Records:
** begin **

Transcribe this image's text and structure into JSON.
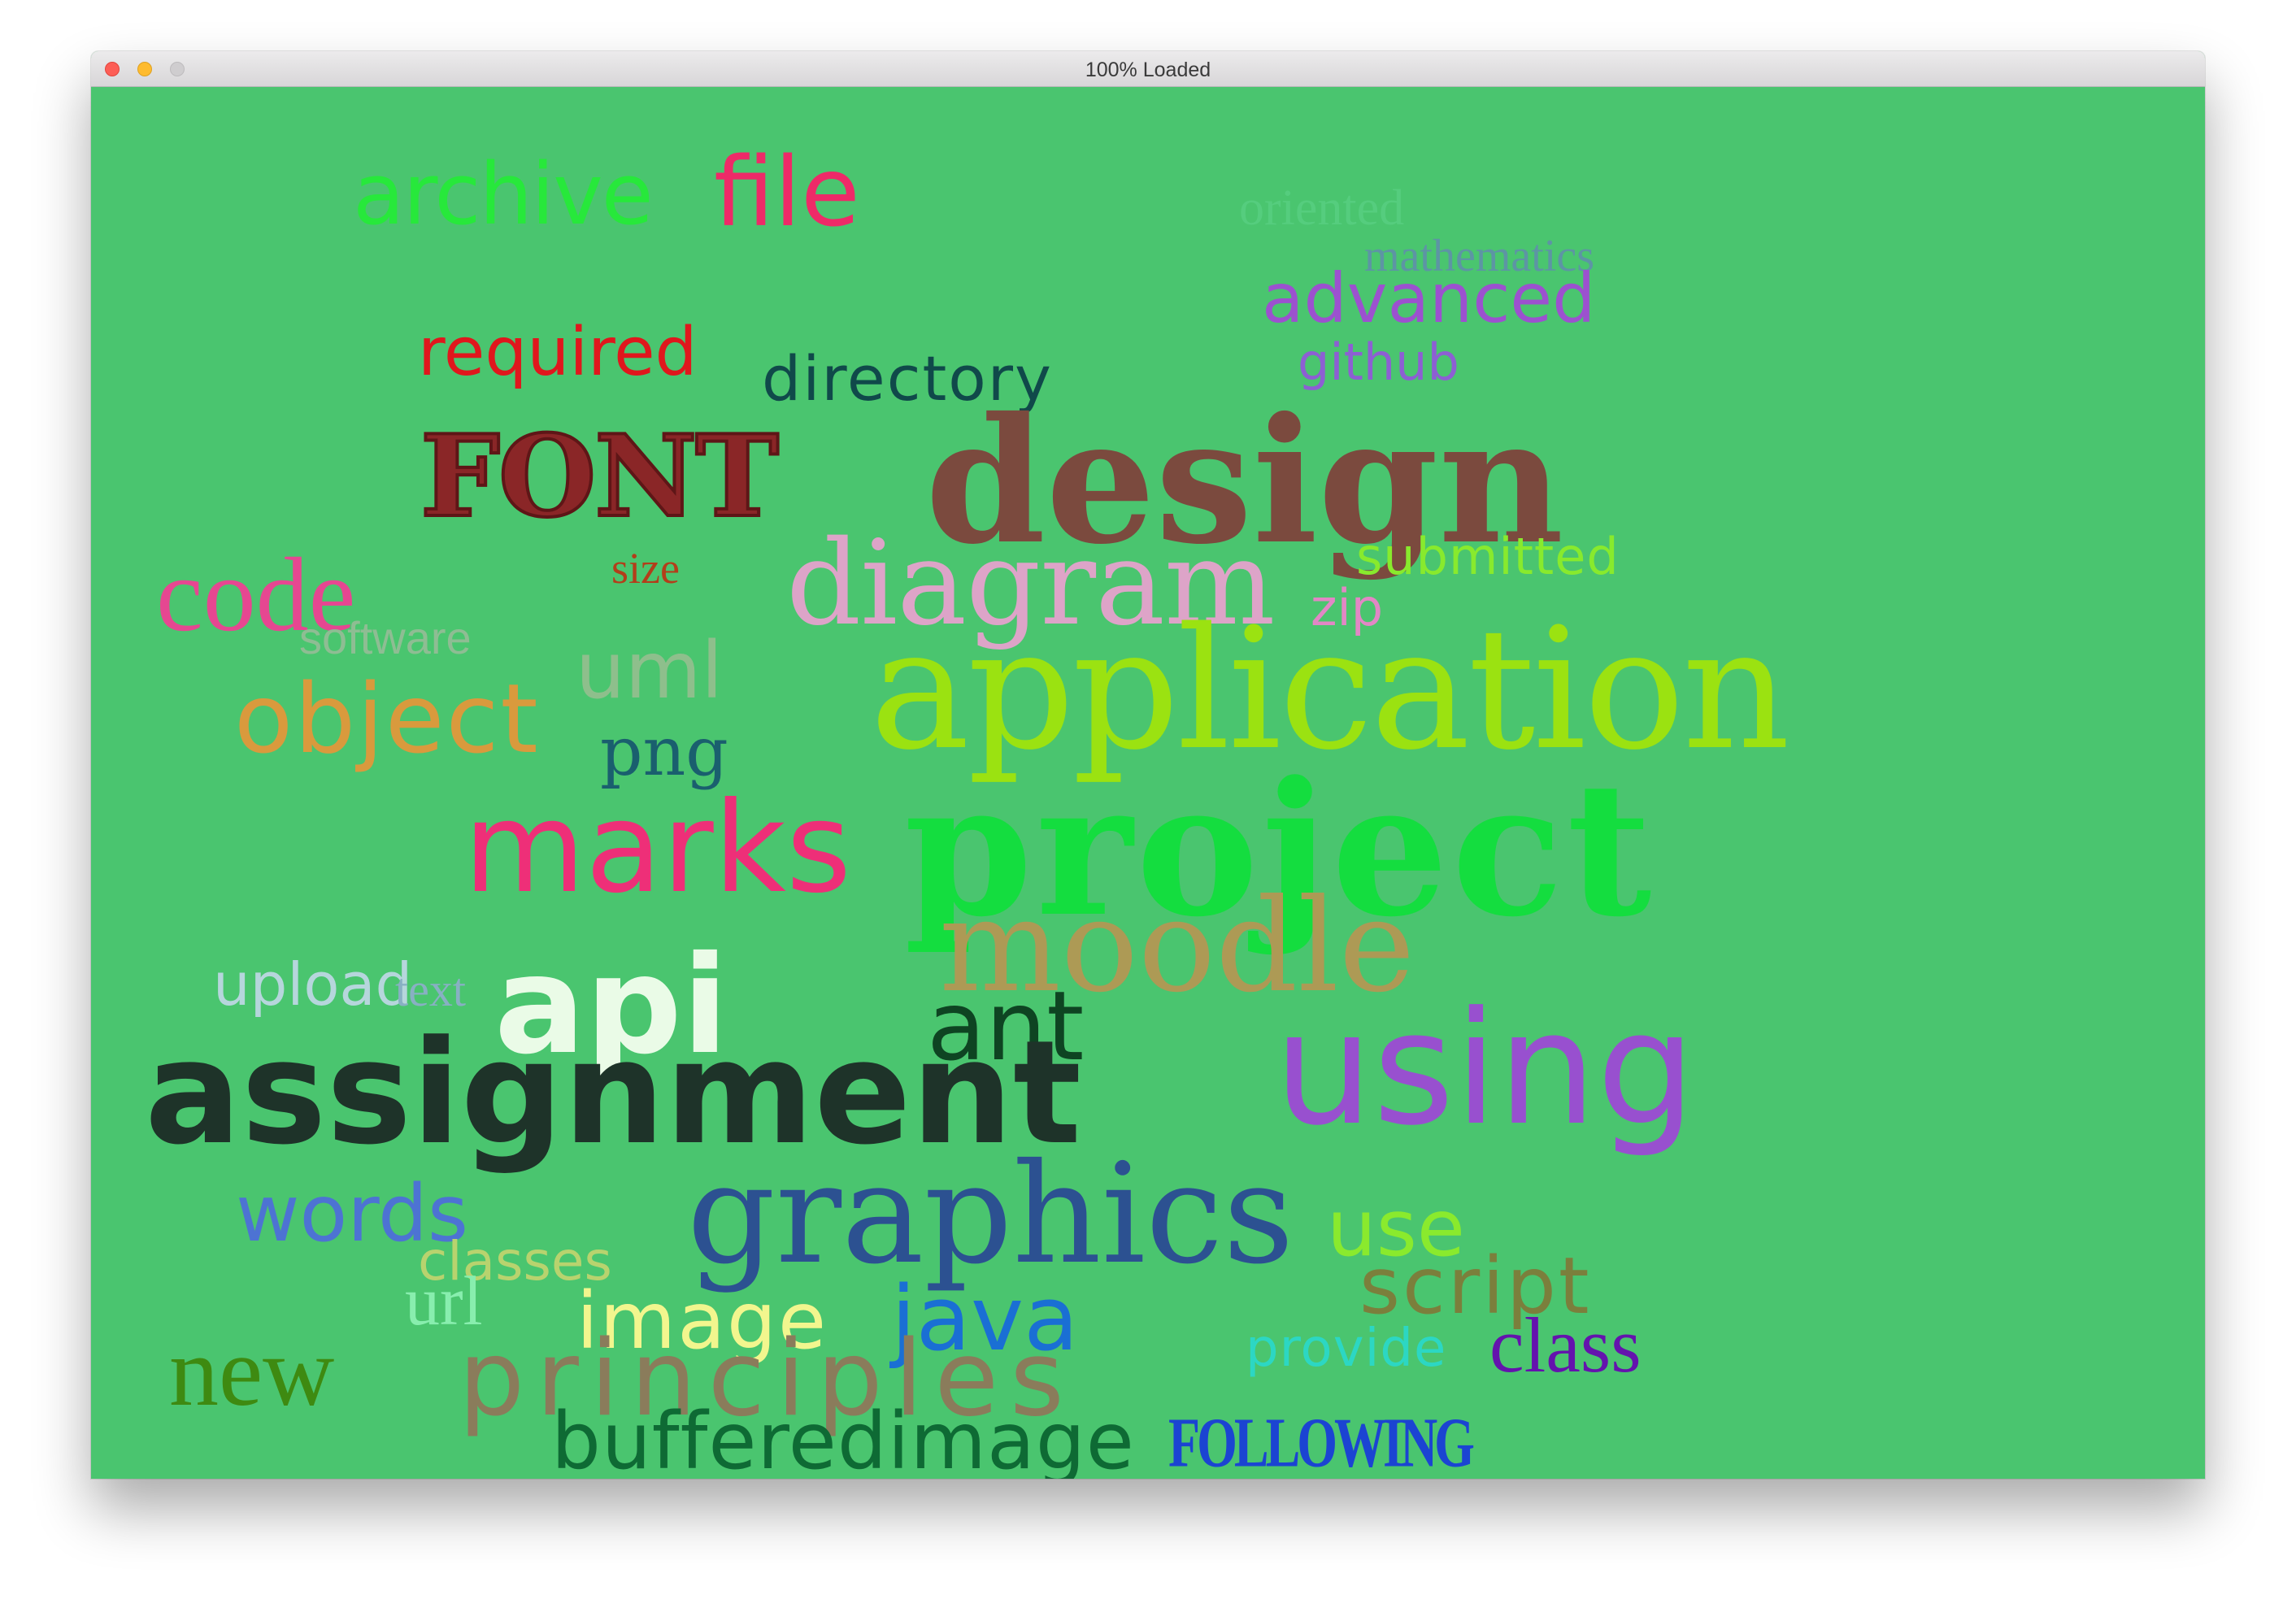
{
  "window": {
    "title": "100% Loaded"
  },
  "cloud": {
    "words": [
      {
        "id": "archive",
        "text": "archive",
        "color": "#27e83b"
      },
      {
        "id": "file",
        "text": "file",
        "color": "#ee2a68"
      },
      {
        "id": "oriented",
        "text": "oriented",
        "color": "#55cd7e"
      },
      {
        "id": "mathematics",
        "text": "mathematics",
        "color": "#5d95a4"
      },
      {
        "id": "advanced",
        "text": "advanced",
        "color": "#9c51cf"
      },
      {
        "id": "required",
        "text": "required",
        "color": "#e0171d"
      },
      {
        "id": "directory",
        "text": "directory",
        "color": "#10494a"
      },
      {
        "id": "github",
        "text": "github",
        "color": "#8d5fd3"
      },
      {
        "id": "font",
        "text": "FONT",
        "color": "#8a2627"
      },
      {
        "id": "design",
        "text": "design",
        "color": "#7b4a3e"
      },
      {
        "id": "size",
        "text": "size",
        "color": "#b33e1a"
      },
      {
        "id": "code",
        "text": "code",
        "color": "#e64791"
      },
      {
        "id": "diagram",
        "text": "diagram",
        "color": "#dda4c8"
      },
      {
        "id": "submitted",
        "text": "submitted",
        "color": "#88ea2d"
      },
      {
        "id": "zip",
        "text": "zip",
        "color": "#e287c5"
      },
      {
        "id": "software",
        "text": "software",
        "color": "#8ebd93"
      },
      {
        "id": "uml",
        "text": "uml",
        "color": "#8ebf8c"
      },
      {
        "id": "application",
        "text": "application",
        "color": "#9be211"
      },
      {
        "id": "object",
        "text": "object",
        "color": "#d99a3d"
      },
      {
        "id": "png",
        "text": "png",
        "color": "#1a5f6e"
      },
      {
        "id": "marks",
        "text": "marks",
        "color": "#ee2f78"
      },
      {
        "id": "project",
        "text": "project",
        "color": "#14dd3f"
      },
      {
        "id": "moodle",
        "text": "moodle",
        "color": "#ad9a55"
      },
      {
        "id": "upload",
        "text": "upload",
        "color": "#b6d6dc"
      },
      {
        "id": "text",
        "text": "text",
        "color": "#88b0c3"
      },
      {
        "id": "api",
        "text": "api",
        "color": "#eafbe7"
      },
      {
        "id": "ant",
        "text": "ant",
        "color": "#0e4422"
      },
      {
        "id": "using",
        "text": "using",
        "color": "#9850cf"
      },
      {
        "id": "assignment",
        "text": "assignment",
        "color": "#1e3329"
      },
      {
        "id": "words",
        "text": "words",
        "color": "#4d73d3"
      },
      {
        "id": "graphics",
        "text": "graphics",
        "color": "#2c5191"
      },
      {
        "id": "use",
        "text": "use",
        "color": "#8aea2d"
      },
      {
        "id": "classes",
        "text": "classes",
        "color": "#b8d36e"
      },
      {
        "id": "url",
        "text": "url",
        "color": "#88eeae"
      },
      {
        "id": "image",
        "text": "image",
        "color": "#f2f68e"
      },
      {
        "id": "java",
        "text": "java",
        "color": "#1a6fd4"
      },
      {
        "id": "script",
        "text": "script",
        "color": "#7b7f3c"
      },
      {
        "id": "provide",
        "text": "provide",
        "color": "#2cd7c3"
      },
      {
        "id": "class",
        "text": "class",
        "color": "#6413ad"
      },
      {
        "id": "new",
        "text": "new",
        "color": "#3e8a11"
      },
      {
        "id": "principles",
        "text": "principles",
        "color": "#8a7c5b"
      },
      {
        "id": "bufferedimage",
        "text": "bufferedimage",
        "color": "#0e6a34"
      },
      {
        "id": "following",
        "text": "FOLLOWING",
        "color": "#1b44d2"
      }
    ]
  }
}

** end **

● **WHAT THIS TASK INVOLVES**
Omit the pictures, and quote the material above exactly as given.

● **ANSWER TO THIS EXERCISE**
Transcribe this image's text and structure into JSON.
{
  "window": {
    "title": "100% Loaded"
  },
  "cloud": {
    "words": [
      {
        "id": "archive",
        "text": "archive",
        "color": "#27e83b"
      },
      {
        "id": "file",
        "text": "file",
        "color": "#ee2a68"
      },
      {
        "id": "oriented",
        "text": "oriented",
        "color": "#55cd7e"
      },
      {
        "id": "mathematics",
        "text": "mathematics",
        "color": "#5d95a4"
      },
      {
        "id": "advanced",
        "text": "advanced",
        "color": "#9c51cf"
      },
      {
        "id": "required",
        "text": "required",
        "color": "#e0171d"
      },
      {
        "id": "directory",
        "text": "directory",
        "color": "#10494a"
      },
      {
        "id": "github",
        "text": "github",
        "color": "#8d5fd3"
      },
      {
        "id": "font",
        "text": "FONT",
        "color": "#8a2627"
      },
      {
        "id": "design",
        "text": "design",
        "color": "#7b4a3e"
      },
      {
        "id": "size",
        "text": "size",
        "color": "#b33e1a"
      },
      {
        "id": "code",
        "text": "code",
        "color": "#e64791"
      },
      {
        "id": "diagram",
        "text": "diagram",
        "color": "#dda4c8"
      },
      {
        "id": "submitted",
        "text": "submitted",
        "color": "#88ea2d"
      },
      {
        "id": "zip",
        "text": "zip",
        "color": "#e287c5"
      },
      {
        "id": "software",
        "text": "software",
        "color": "#8ebd93"
      },
      {
        "id": "uml",
        "text": "uml",
        "color": "#8ebf8c"
      },
      {
        "id": "application",
        "text": "application",
        "color": "#9be211"
      },
      {
        "id": "object",
        "text": "object",
        "color": "#d99a3d"
      },
      {
        "id": "png",
        "text": "png",
        "color": "#1a5f6e"
      },
      {
        "id": "marks",
        "text": "marks",
        "color": "#ee2f78"
      },
      {
        "id": "project",
        "text": "project",
        "color": "#14dd3f"
      },
      {
        "id": "moodle",
        "text": "moodle",
        "color": "#ad9a55"
      },
      {
        "id": "upload",
        "text": "upload",
        "color": "#b6d6dc"
      },
      {
        "id": "text",
        "text": "text",
        "color": "#88b0c3"
      },
      {
        "id": "api",
        "text": "api",
        "color": "#eafbe7"
      },
      {
        "id": "ant",
        "text": "ant",
        "color": "#0e4422"
      },
      {
        "id": "using",
        "text": "using",
        "color": "#9850cf"
      },
      {
        "id": "assignment",
        "text": "assignment",
        "color": "#1e3329"
      },
      {
        "id": "words",
        "text": "words",
        "color": "#4d73d3"
      },
      {
        "id": "graphics",
        "text": "graphics",
        "color": "#2c5191"
      },
      {
        "id": "use",
        "text": "use",
        "color": "#8aea2d"
      },
      {
        "id": "classes",
        "text": "classes",
        "color": "#b8d36e"
      },
      {
        "id": "url",
        "text": "url",
        "color": "#88eeae"
      },
      {
        "id": "image",
        "text": "image",
        "color": "#f2f68e"
      },
      {
        "id": "java",
        "text": "java",
        "color": "#1a6fd4"
      },
      {
        "id": "script",
        "text": "script",
        "color": "#7b7f3c"
      },
      {
        "id": "provide",
        "text": "provide",
        "color": "#2cd7c3"
      },
      {
        "id": "class",
        "text": "class",
        "color": "#6413ad"
      },
      {
        "id": "new",
        "text": "new",
        "color": "#3e8a11"
      },
      {
        "id": "principles",
        "text": "principles",
        "color": "#8a7c5b"
      },
      {
        "id": "bufferedimage",
        "text": "bufferedimage",
        "color": "#0e6a34"
      },
      {
        "id": "following",
        "text": "FOLLOWING",
        "color": "#1b44d2"
      }
    ]
  }
}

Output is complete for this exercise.